▶ **TASK TO COMPLETE**
Print every item below verbatim, omitting the pictures.

Start of DATASET RECORDS

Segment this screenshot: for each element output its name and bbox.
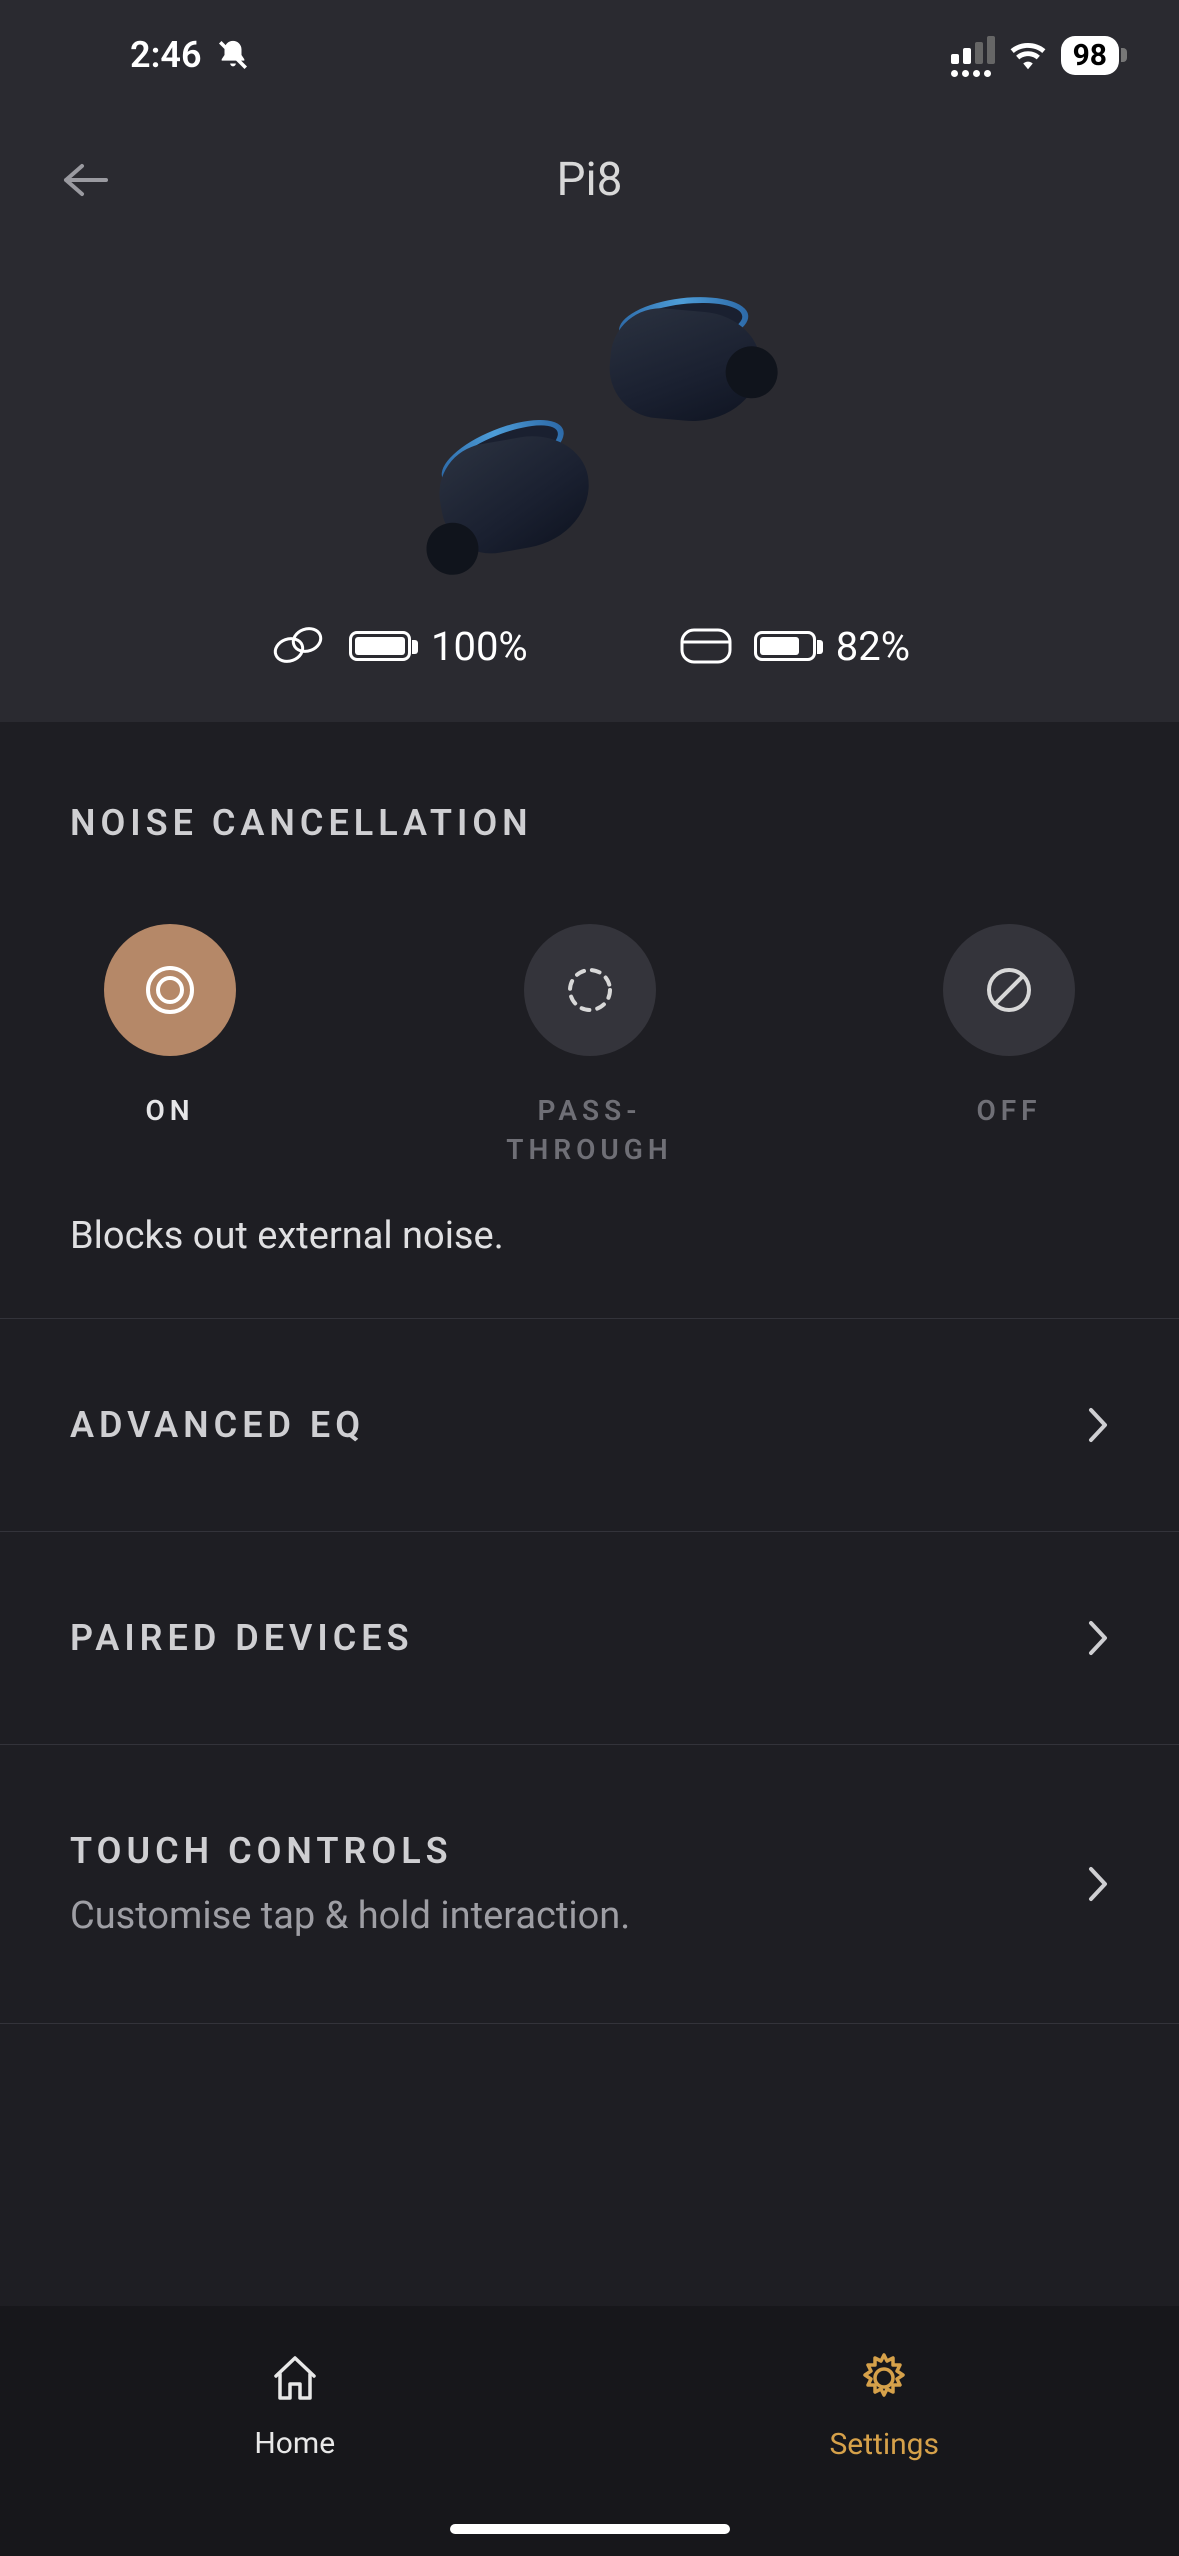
home-icon — [268, 2352, 322, 2408]
earbuds-battery: 100% — [269, 620, 528, 672]
product-hero: 100% 82% — [0, 250, 1179, 722]
home-indicator[interactable] — [450, 2524, 730, 2534]
product-image — [420, 280, 760, 580]
tab-settings[interactable]: Settings — [590, 2306, 1179, 2506]
noise-cancellation-title: NOISE CANCELLATION — [70, 802, 1109, 844]
silent-mode-icon — [216, 37, 250, 73]
status-time: 2:46 — [130, 34, 202, 76]
noise-cancellation-section: NOISE CANCELLATION ON — [0, 722, 1179, 1319]
gear-icon — [857, 2351, 911, 2409]
cellular-signal-icon — [951, 34, 995, 77]
anc-off-label: OFF — [976, 1091, 1041, 1130]
page-title: Pi8 — [0, 153, 1179, 207]
status-bar: 2:46 98 — [0, 0, 1179, 110]
tab-home-label: Home — [254, 2426, 335, 2461]
menu-touch-controls[interactable]: TOUCH CONTROLS Customise tap & hold inte… — [0, 1745, 1179, 2024]
case-icon — [678, 624, 734, 668]
case-battery-value: 82% — [836, 623, 910, 670]
battery-icon — [754, 631, 816, 661]
battery-icon — [349, 631, 411, 661]
status-battery: 98 — [1061, 36, 1119, 75]
anc-description: Blocks out external noise. — [70, 1214, 1109, 1258]
earbuds-battery-value: 100% — [431, 623, 528, 670]
case-battery: 82% — [678, 623, 910, 670]
chevron-right-icon — [1085, 1865, 1109, 1903]
anc-mode-passthrough[interactable]: PASS-THROUGH — [490, 924, 690, 1169]
chevron-right-icon — [1085, 1406, 1109, 1444]
chevron-right-icon — [1085, 1619, 1109, 1657]
menu-advanced-eq-title: ADVANCED EQ — [70, 1404, 365, 1446]
anc-passthrough-icon — [524, 924, 656, 1056]
tab-settings-label: Settings — [829, 2427, 939, 2462]
page-header: Pi8 — [0, 110, 1179, 250]
earbuds-icon — [269, 620, 329, 672]
menu-paired-devices-title: PAIRED DEVICES — [70, 1617, 414, 1659]
tab-home[interactable]: Home — [0, 2306, 590, 2506]
wifi-icon — [1009, 40, 1047, 70]
menu-advanced-eq[interactable]: ADVANCED EQ — [0, 1319, 1179, 1532]
menu-paired-devices[interactable]: PAIRED DEVICES — [0, 1532, 1179, 1745]
anc-on-icon — [104, 924, 236, 1056]
menu-touch-controls-title: TOUCH CONTROLS — [70, 1830, 630, 1872]
anc-mode-on[interactable]: ON — [70, 924, 270, 1169]
back-button[interactable] — [55, 150, 115, 210]
anc-off-icon — [943, 924, 1075, 1056]
menu-touch-controls-subtitle: Customise tap & hold interaction. — [70, 1894, 630, 1938]
anc-passthrough-label: PASS-THROUGH — [506, 1091, 672, 1169]
anc-on-label: ON — [145, 1091, 194, 1130]
tab-bar: Home Settings — [0, 2306, 1179, 2556]
anc-mode-off[interactable]: OFF — [909, 924, 1109, 1169]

End of DATASET RECORDS

▶ **ANSWER TO THIS TASK**
Segment this screenshot: for each element output its name and bbox.
home-icon — [268, 2352, 322, 2408]
earbuds-battery: 100% — [269, 620, 528, 672]
product-hero: 100% 82% — [0, 250, 1179, 722]
home-indicator[interactable] — [450, 2524, 730, 2534]
product-image — [420, 280, 760, 580]
tab-settings[interactable]: Settings — [590, 2306, 1179, 2506]
noise-cancellation-title: NOISE CANCELLATION — [70, 802, 1109, 844]
silent-mode-icon — [216, 37, 250, 73]
status-time: 2:46 — [130, 34, 202, 76]
noise-cancellation-section: NOISE CANCELLATION ON — [0, 722, 1179, 1319]
gear-icon — [857, 2351, 911, 2409]
cellular-signal-icon — [951, 34, 995, 77]
anc-off-label: OFF — [976, 1091, 1041, 1130]
page-title: Pi8 — [0, 153, 1179, 207]
status-bar: 2:46 98 — [0, 0, 1179, 110]
tab-home-label: Home — [254, 2426, 335, 2461]
menu-touch-controls[interactable]: TOUCH CONTROLS Customise tap & hold inte… — [0, 1745, 1179, 2024]
case-icon — [678, 624, 734, 668]
case-battery-value: 82% — [836, 623, 910, 670]
battery-icon — [754, 631, 816, 661]
battery-icon — [349, 631, 411, 661]
status-battery: 98 — [1061, 36, 1119, 75]
anc-description: Blocks out external noise. — [70, 1214, 1109, 1258]
earbuds-battery-value: 100% — [431, 623, 528, 670]
case-battery: 82% — [678, 623, 910, 670]
chevron-right-icon — [1085, 1865, 1109, 1903]
anc-mode-passthrough[interactable]: PASS-THROUGH — [490, 924, 690, 1169]
chevron-right-icon — [1085, 1406, 1109, 1444]
chevron-right-icon — [1085, 1619, 1109, 1657]
menu-advanced-eq-title: ADVANCED EQ — [70, 1404, 365, 1446]
anc-passthrough-icon — [524, 924, 656, 1056]
tab-settings-label: Settings — [829, 2427, 939, 2462]
page-header: Pi8 — [0, 110, 1179, 250]
earbuds-icon — [269, 620, 329, 672]
menu-paired-devices-title: PAIRED DEVICES — [70, 1617, 414, 1659]
tab-home[interactable]: Home — [0, 2306, 590, 2506]
wifi-icon — [1009, 40, 1047, 70]
menu-advanced-eq[interactable]: ADVANCED EQ — [0, 1319, 1179, 1532]
menu-paired-devices[interactable]: PAIRED DEVICES — [0, 1532, 1179, 1745]
anc-on-icon — [104, 924, 236, 1056]
menu-touch-controls-title: TOUCH CONTROLS — [70, 1830, 630, 1872]
anc-mode-on[interactable]: ON — [70, 924, 270, 1169]
back-button[interactable] — [55, 150, 115, 210]
anc-off-icon — [943, 924, 1075, 1056]
menu-touch-controls-subtitle: Customise tap & hold interaction. — [70, 1894, 630, 1938]
anc-passthrough-label: PASS-THROUGH — [506, 1091, 672, 1169]
anc-on-label: ON — [145, 1091, 194, 1130]
tab-bar: Home Settings — [0, 2306, 1179, 2556]
anc-mode-off[interactable]: OFF — [909, 924, 1109, 1169]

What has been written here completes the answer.